### Directions
Report how many lines contain "Muhammad"; state the number and nothing else.

Extracted records:
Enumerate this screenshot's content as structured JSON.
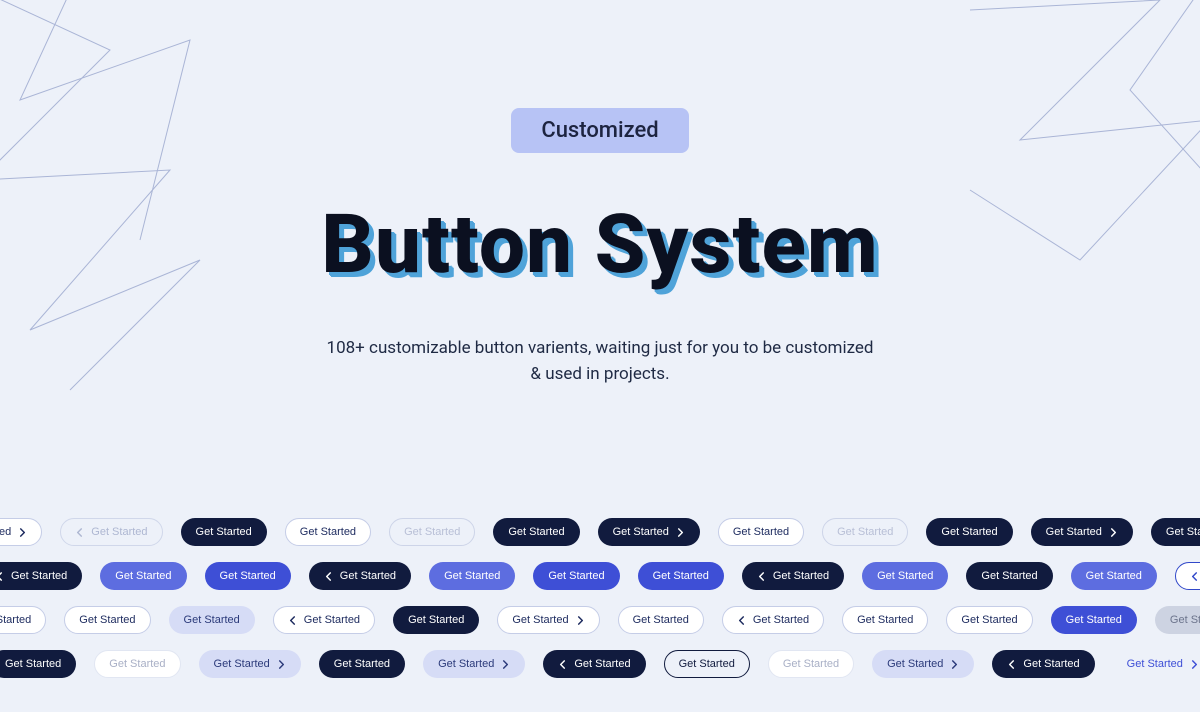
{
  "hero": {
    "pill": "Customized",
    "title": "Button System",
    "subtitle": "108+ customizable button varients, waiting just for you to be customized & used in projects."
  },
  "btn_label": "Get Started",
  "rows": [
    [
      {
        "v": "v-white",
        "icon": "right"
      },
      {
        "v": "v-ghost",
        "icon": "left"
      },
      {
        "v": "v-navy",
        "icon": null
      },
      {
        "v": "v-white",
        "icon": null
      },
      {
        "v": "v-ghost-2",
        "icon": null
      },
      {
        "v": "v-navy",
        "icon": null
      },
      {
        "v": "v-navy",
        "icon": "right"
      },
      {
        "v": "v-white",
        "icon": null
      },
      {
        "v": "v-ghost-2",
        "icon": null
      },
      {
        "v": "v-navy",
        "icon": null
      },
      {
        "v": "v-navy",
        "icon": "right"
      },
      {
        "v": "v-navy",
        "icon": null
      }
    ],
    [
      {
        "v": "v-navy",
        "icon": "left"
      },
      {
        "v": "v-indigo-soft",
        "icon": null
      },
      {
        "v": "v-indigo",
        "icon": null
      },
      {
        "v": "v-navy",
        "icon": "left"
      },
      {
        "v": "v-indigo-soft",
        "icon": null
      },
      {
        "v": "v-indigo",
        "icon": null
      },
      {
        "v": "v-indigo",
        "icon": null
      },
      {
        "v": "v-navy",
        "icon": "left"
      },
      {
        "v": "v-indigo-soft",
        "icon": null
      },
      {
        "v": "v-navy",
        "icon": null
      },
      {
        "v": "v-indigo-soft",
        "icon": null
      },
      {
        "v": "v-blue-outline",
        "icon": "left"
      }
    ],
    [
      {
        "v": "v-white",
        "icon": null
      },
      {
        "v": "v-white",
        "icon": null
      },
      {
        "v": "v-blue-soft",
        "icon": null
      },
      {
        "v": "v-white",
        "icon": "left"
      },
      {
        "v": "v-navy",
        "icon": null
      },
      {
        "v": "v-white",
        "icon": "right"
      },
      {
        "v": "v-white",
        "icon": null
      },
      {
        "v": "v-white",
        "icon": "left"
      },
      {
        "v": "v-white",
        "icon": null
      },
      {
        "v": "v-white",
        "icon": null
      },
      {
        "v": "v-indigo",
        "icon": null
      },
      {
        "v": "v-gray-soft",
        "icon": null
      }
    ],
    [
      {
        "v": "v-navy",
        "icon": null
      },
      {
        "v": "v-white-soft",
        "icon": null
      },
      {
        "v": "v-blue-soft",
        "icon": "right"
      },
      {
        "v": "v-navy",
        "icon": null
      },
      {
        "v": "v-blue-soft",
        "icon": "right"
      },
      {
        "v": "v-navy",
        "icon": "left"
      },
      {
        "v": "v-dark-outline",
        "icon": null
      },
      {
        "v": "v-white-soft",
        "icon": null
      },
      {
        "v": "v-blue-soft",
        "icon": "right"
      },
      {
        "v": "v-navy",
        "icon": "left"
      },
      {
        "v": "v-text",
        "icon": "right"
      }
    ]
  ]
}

...

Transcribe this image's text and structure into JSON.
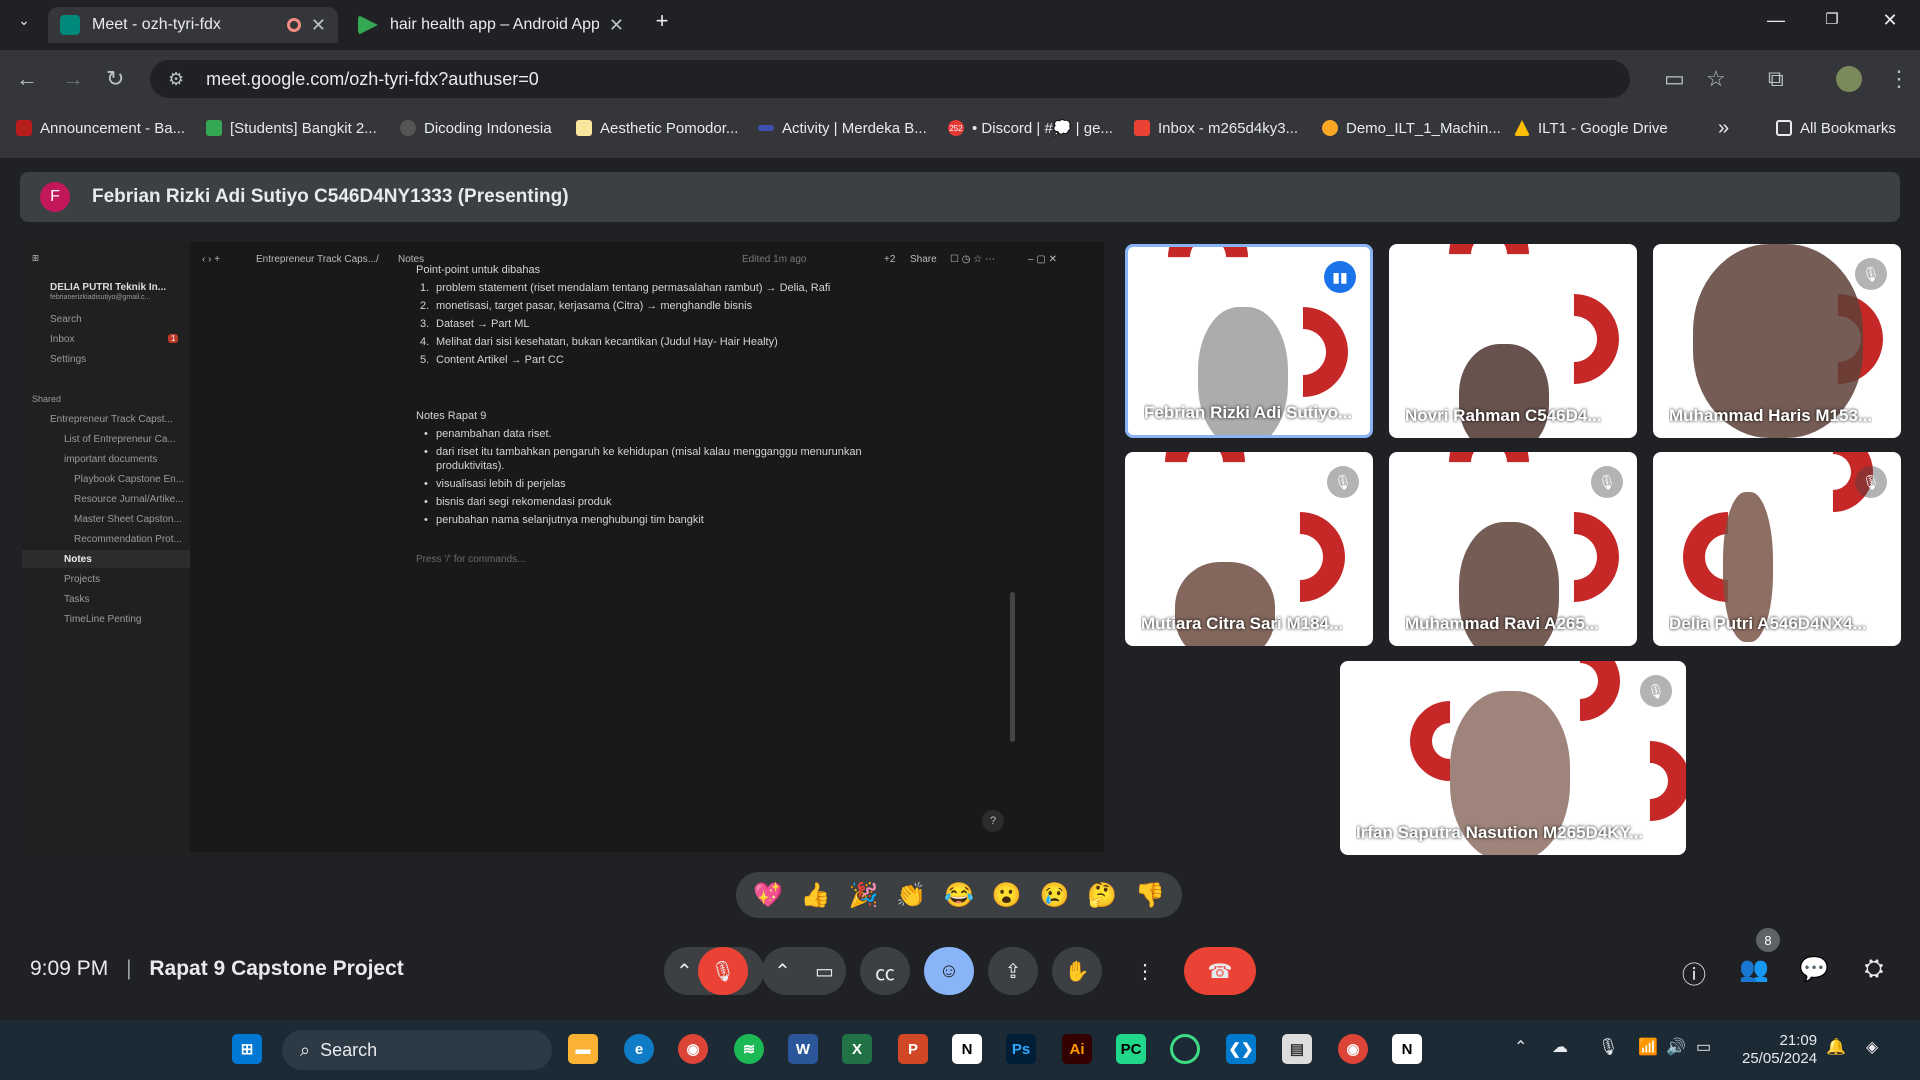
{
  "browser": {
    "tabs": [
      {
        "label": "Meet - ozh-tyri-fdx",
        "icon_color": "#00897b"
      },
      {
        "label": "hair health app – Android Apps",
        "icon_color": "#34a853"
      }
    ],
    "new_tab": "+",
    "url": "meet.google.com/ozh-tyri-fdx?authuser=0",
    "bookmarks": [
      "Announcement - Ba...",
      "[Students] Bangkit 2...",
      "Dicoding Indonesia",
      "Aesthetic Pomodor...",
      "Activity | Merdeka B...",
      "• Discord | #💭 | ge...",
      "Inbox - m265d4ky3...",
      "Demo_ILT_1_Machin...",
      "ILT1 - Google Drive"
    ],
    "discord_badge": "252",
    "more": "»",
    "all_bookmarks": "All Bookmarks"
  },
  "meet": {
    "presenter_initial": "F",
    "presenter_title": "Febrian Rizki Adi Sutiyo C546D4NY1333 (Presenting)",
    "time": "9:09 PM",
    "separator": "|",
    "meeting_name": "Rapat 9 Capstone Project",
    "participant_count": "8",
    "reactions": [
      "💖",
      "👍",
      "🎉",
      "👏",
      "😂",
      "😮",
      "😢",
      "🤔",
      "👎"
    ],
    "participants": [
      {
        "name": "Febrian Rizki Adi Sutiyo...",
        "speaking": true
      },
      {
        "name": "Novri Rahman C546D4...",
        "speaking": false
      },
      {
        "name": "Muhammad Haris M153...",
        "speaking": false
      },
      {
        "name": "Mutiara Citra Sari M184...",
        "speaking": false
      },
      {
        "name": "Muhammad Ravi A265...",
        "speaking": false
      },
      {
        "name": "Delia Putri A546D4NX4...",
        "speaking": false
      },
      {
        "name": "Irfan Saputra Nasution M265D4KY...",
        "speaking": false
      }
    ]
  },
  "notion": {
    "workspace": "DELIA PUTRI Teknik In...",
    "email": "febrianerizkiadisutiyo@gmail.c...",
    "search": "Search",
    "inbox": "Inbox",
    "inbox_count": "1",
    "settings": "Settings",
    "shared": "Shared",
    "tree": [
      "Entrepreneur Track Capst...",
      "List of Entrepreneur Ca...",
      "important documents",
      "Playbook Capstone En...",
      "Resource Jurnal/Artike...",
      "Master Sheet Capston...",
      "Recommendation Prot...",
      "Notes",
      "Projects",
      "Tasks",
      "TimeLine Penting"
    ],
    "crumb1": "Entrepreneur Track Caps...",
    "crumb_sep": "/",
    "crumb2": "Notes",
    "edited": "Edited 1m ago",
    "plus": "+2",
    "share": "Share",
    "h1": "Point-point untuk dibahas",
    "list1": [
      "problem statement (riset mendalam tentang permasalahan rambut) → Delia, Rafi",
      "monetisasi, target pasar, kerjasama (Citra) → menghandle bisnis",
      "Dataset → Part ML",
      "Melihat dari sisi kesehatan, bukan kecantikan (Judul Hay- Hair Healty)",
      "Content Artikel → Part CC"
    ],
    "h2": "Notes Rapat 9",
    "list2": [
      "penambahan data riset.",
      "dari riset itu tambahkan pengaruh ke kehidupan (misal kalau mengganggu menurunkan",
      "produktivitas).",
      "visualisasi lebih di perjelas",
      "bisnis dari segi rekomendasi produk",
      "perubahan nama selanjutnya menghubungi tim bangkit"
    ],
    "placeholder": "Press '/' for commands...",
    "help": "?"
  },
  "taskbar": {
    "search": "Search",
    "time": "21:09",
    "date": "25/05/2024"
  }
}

### Problem solution
2